* WRITTEN REQUEST
Sift the listing for lines that hold the string "ylabel" and pull them out.

* SUPPLIED INFORMATION

+++

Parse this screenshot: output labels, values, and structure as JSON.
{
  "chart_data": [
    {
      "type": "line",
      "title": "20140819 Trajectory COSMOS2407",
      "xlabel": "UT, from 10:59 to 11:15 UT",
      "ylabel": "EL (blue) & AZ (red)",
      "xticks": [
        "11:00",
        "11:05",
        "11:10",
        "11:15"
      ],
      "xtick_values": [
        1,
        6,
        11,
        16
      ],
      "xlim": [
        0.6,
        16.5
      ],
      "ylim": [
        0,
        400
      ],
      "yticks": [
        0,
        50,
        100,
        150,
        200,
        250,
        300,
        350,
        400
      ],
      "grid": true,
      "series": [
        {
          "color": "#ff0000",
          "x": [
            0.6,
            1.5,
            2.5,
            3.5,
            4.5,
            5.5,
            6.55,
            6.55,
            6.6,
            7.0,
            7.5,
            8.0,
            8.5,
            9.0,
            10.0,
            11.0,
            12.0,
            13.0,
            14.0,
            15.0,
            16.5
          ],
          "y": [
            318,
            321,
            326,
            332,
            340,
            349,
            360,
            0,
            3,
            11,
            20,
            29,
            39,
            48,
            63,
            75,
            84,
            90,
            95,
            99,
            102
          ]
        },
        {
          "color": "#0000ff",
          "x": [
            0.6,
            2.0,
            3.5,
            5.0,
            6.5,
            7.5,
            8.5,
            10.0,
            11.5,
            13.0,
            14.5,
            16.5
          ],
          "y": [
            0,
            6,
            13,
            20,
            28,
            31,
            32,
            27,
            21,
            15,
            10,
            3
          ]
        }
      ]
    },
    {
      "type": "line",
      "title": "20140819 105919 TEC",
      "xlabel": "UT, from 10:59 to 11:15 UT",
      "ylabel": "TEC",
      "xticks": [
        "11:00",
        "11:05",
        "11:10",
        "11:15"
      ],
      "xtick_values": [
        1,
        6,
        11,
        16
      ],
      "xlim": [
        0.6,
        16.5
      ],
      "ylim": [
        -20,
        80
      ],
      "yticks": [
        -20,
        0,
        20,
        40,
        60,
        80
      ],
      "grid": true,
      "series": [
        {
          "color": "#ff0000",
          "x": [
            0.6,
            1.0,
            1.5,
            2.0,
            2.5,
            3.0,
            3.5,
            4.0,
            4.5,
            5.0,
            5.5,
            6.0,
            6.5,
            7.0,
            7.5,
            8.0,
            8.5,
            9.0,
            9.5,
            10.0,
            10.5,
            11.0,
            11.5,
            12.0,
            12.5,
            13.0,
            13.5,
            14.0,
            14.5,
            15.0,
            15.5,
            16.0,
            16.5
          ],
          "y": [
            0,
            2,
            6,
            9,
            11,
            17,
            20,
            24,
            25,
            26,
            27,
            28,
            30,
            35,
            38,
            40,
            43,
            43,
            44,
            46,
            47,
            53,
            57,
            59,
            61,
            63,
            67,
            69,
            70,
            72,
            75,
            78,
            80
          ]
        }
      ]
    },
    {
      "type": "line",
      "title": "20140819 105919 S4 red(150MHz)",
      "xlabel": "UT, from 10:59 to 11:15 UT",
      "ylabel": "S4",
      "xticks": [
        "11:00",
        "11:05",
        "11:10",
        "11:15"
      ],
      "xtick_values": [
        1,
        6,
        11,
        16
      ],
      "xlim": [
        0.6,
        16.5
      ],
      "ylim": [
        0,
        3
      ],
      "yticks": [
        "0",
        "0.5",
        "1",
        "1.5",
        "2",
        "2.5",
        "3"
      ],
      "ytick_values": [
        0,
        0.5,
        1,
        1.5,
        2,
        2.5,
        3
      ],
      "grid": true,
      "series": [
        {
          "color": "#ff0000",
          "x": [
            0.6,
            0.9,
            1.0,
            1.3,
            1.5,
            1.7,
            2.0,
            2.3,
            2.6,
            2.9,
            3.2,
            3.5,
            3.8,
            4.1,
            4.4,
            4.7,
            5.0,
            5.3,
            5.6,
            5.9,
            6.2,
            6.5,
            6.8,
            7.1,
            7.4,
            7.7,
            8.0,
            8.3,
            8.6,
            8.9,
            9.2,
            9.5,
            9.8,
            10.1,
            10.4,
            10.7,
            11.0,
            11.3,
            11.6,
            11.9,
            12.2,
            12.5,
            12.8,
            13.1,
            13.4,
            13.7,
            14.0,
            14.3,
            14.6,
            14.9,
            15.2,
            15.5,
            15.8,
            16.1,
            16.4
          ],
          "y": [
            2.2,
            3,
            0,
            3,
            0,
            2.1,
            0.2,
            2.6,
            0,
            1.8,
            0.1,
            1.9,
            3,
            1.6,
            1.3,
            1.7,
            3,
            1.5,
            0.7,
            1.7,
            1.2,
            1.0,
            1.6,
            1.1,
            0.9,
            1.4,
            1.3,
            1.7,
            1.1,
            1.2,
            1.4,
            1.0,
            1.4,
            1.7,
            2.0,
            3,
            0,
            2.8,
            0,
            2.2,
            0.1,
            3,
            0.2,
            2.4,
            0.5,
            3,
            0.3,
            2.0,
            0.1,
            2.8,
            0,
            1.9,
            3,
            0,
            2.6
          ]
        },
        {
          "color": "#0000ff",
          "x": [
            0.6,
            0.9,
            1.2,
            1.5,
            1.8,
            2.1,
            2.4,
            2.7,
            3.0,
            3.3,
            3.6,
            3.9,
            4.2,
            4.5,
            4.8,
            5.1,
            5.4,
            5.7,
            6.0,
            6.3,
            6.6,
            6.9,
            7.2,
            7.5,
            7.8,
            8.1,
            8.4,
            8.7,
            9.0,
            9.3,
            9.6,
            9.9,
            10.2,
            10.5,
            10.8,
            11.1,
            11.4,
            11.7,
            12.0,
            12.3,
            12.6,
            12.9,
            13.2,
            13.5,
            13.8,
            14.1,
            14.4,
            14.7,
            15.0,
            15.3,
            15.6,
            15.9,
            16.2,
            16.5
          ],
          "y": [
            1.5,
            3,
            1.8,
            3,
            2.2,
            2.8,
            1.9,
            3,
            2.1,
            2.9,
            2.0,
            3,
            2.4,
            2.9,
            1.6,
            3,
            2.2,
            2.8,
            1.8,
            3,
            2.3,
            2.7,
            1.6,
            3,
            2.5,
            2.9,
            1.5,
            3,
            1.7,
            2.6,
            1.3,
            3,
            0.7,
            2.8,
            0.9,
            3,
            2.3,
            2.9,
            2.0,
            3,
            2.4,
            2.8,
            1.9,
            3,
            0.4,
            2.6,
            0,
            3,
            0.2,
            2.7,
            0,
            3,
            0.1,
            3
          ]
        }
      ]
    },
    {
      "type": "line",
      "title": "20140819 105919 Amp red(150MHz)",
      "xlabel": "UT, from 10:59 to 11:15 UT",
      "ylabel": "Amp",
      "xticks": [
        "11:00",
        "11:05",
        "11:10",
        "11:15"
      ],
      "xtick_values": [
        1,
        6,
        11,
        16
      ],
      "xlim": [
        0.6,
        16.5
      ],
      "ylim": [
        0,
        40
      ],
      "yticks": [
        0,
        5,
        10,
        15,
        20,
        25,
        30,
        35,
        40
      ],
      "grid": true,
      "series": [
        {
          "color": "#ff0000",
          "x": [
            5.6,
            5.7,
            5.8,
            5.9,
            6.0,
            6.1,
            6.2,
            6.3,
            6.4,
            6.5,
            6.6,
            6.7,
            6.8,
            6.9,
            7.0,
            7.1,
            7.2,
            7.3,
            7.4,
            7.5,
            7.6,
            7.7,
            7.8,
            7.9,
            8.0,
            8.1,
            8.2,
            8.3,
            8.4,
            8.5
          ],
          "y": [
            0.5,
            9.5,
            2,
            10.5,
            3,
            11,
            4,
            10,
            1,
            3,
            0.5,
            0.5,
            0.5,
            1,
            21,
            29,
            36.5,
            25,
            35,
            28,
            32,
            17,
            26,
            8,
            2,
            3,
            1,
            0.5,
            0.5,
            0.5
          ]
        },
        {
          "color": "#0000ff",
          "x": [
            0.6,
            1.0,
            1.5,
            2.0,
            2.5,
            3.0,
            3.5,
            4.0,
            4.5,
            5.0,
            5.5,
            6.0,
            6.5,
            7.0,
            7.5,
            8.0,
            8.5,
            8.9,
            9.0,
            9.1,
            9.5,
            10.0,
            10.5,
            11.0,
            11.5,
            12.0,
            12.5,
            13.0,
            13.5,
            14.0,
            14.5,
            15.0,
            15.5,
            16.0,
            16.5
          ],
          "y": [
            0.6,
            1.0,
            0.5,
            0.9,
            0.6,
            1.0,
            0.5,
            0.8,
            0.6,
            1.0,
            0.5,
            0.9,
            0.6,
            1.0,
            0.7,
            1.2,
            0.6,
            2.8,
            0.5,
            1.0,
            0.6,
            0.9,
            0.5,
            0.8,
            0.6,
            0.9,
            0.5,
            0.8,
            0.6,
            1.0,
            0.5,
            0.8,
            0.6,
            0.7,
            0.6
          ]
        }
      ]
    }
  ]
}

+++

* RESULT OF THIS TASK
      "ylabel": "EL (blue) & AZ (red)",
      "ylabel": "TEC",
      "ylabel": "S4",
      "ylabel": "Amp",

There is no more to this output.